══ Quoted passage
The Communication major invites students to approach the rapidly expanding field of communication as critics, historians, analysts, and producers of media, in all its forms. The Communication major draws on courses from across the College to provide students with an opportunity to build a base of understanding, using a diverse array of critical, analytical and applied skills reflecting a range of disciplinary approaches within the major’s three major concentrations. To this end, the Communication major introduces students to the fundamental skills and modes of analysis, production, and critique in the dynamic media environment of the 21st century.
The Communication major at Mills College consists of a core of four courses; five electives, four of which must be selected from the offerings in one of three Communication sub-fields; and a senior capstone experience, consisting of either a senior signature experience in an approved course or directed research as approved by the concentration/major committee. Students seeking honors in the major must also complete a Senior Thesis, supervised by a faculty member affiliated with the major.
════
[Written task] Copy the passage on the Communication major from "The Communication major invites" up to and including "the 21st century.".
══ Provided data
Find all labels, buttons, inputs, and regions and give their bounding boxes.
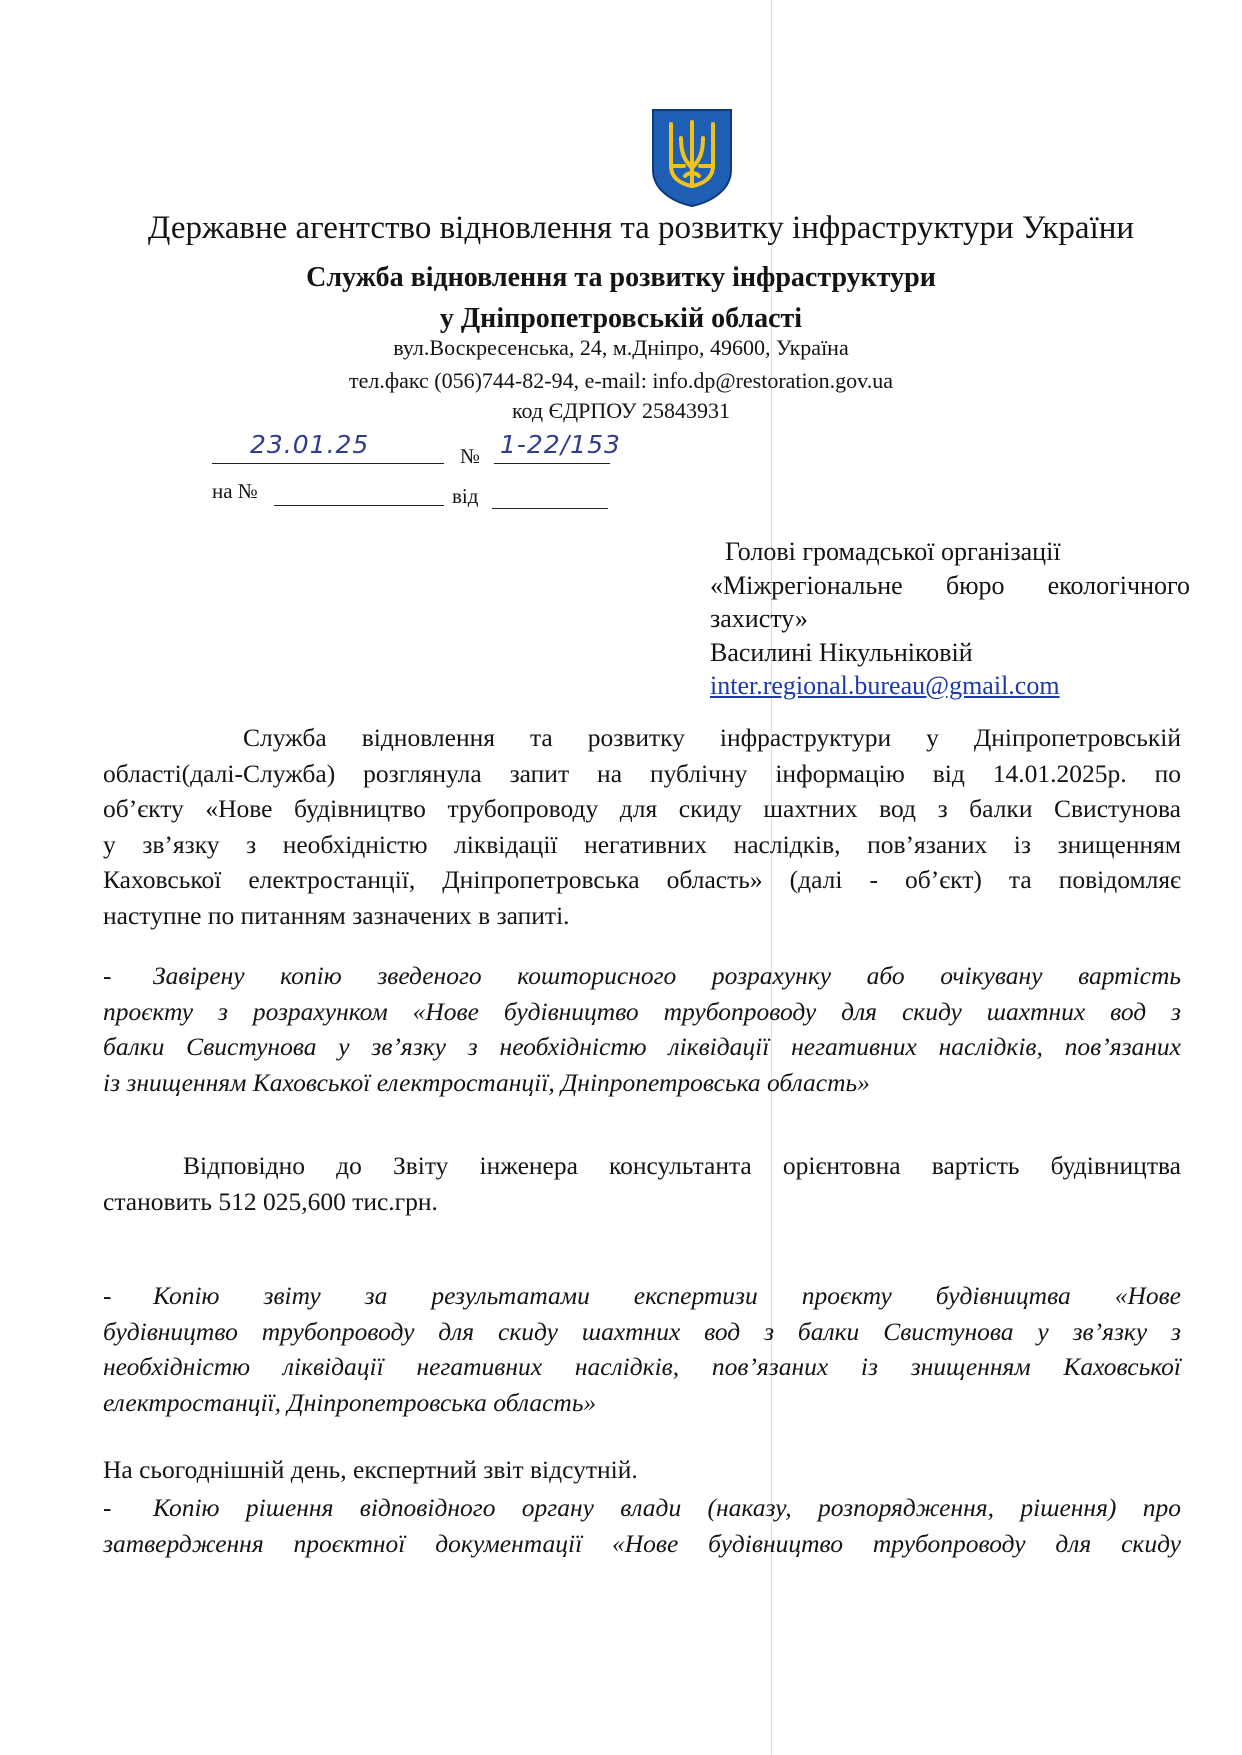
answer-line: становить 512 025,600 тис.грн. — [103, 1186, 438, 1216]
intro-line: Служба відновлення та розвитку інфраструктури у Дніпропетровській — [243, 723, 1181, 752]
service-edrpou: код ЄДРПОУ 25843931 — [511, 398, 730, 423]
service-address: вул.Воскресенська, 24, м.Дніпро, 49600, Україна — [393, 335, 849, 360]
question-line: затвердження проєктної документації «Нове будівництво трубопроводу для скиду — [103, 1528, 1181, 1558]
intro-line: області(далі-Служба) розглянула запит на публічну інформацію від 14.01.2025р. по — [103, 758, 1181, 788]
addressee-email-link[interactable]: inter.regional.bureau@gmail.com — [710, 671, 1060, 700]
service-name: Служба відновлення та розвитку інфраструктури — [306, 262, 936, 293]
intro-line: об’єкту «Нове будівництво трубопроводу для скиду шахтних вод з балки Свистунова — [103, 794, 1181, 823]
reference-number-line — [274, 505, 444, 506]
agency-name: Державне агентство відновлення та розвитку інфраструктури України — [147, 210, 1135, 246]
question-3 — [103, 1490, 1181, 1561]
addressee-block — [710, 535, 1190, 703]
outgoing-date: 23.01.25 — [250, 430, 370, 459]
question-line: будівництво трубопроводу для скиду шахтних вод з балки Свистунова у зв’язку з — [103, 1316, 1181, 1346]
question-line: із знищенням Каховської електростанції, Дніпропетровська область» — [103, 1067, 870, 1097]
intro-paragraph — [103, 720, 1181, 933]
question-line: електростанції, Дніпропетровська область» — [103, 1387, 597, 1417]
answer-2 — [103, 1452, 1181, 1488]
addressee-line2: «Міжрегіональне бюро екологічного — [710, 570, 1190, 600]
question-line: необхідністю ліквідації негативних наслідків, пов’язаних із знищенням Каховської — [103, 1352, 1181, 1381]
intro-line: Каховської електростанції, Дніпропетровська область» (далі - об’єкт) та повідомляє — [103, 865, 1181, 894]
outgoing-number-line — [494, 463, 610, 464]
outgoing-number-label: № — [460, 444, 481, 468]
list-dash: - — [103, 1493, 112, 1522]
coat-of-arms-icon — [651, 108, 733, 208]
outgoing-number: 1-22/153 — [500, 430, 621, 459]
intro-line: наступне по питанням зазначених в запиті. — [103, 900, 570, 930]
addressee-name: Василині Нікульніковій — [710, 637, 973, 667]
question-1 — [103, 958, 1181, 1100]
answer-1 — [103, 1148, 1181, 1219]
list-dash: - — [103, 1281, 112, 1310]
service-region: у Дніпропетровській області — [439, 303, 803, 334]
answer-line: Відповідно до Звіту інженера консультанта орієнтовна вартість будівництва — [183, 1151, 1181, 1180]
reference-number-label: на № — [212, 479, 258, 503]
outgoing-date-line — [212, 463, 444, 464]
reference-date-label: від — [452, 484, 479, 508]
addressee-line1: Голові громадської організації — [725, 537, 1061, 566]
intro-line: у зв’язку з необхідністю ліквідації негативних наслідків, пов’язаних із знищенням — [103, 829, 1181, 859]
question-text: Копію рішення відповідного органу влади (наказу, розпорядження, рішення) про — [153, 1493, 1181, 1522]
question-line — [103, 958, 1181, 994]
answer-line: На сьогоднішній день, експертний звіт відсутній. — [103, 1455, 638, 1484]
addressee-line3: захисту» — [710, 604, 808, 633]
question-line: проєкту з розрахунком «Нове будівництво трубопроводу для скиду шахтних вод з — [103, 996, 1181, 1026]
service-contacts: тел.факс (056)744-82-94, e-mail: info.dp@restoration.gov.ua — [348, 368, 893, 393]
question-text: Копію звіту за результатами експертизи проєкту будівництва «Нове — [153, 1281, 1181, 1310]
question-2 — [103, 1278, 1181, 1420]
question-line — [103, 1278, 1181, 1314]
question-line — [103, 1490, 1181, 1526]
question-line: балки Свистунова у зв’язку з необхідністю ліквідації негативних наслідків, пов’язаних — [103, 1032, 1181, 1061]
list-dash: - — [103, 961, 112, 990]
reference-date-line — [492, 508, 608, 509]
question-text: Завірену копію зведеного кошторисного розрахунку або очікувану вартість — [153, 961, 1181, 990]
════
[Full solution]
The Communication major invites students to approach the rapidly expanding field of communication as critics, historians, analysts, and producers of media, in all its forms. The Communication major draws on courses from across the College to provide students with an opportunity to build a base of understanding, using a diverse array of critical, analytical and applied skills reflecting a range of disciplinary approaches within the major’s three major concentrations. To this end, the Communication major introduces students to the fundamental skills and modes of analysis, production, and critique in the dynamic media environment of the 21st century.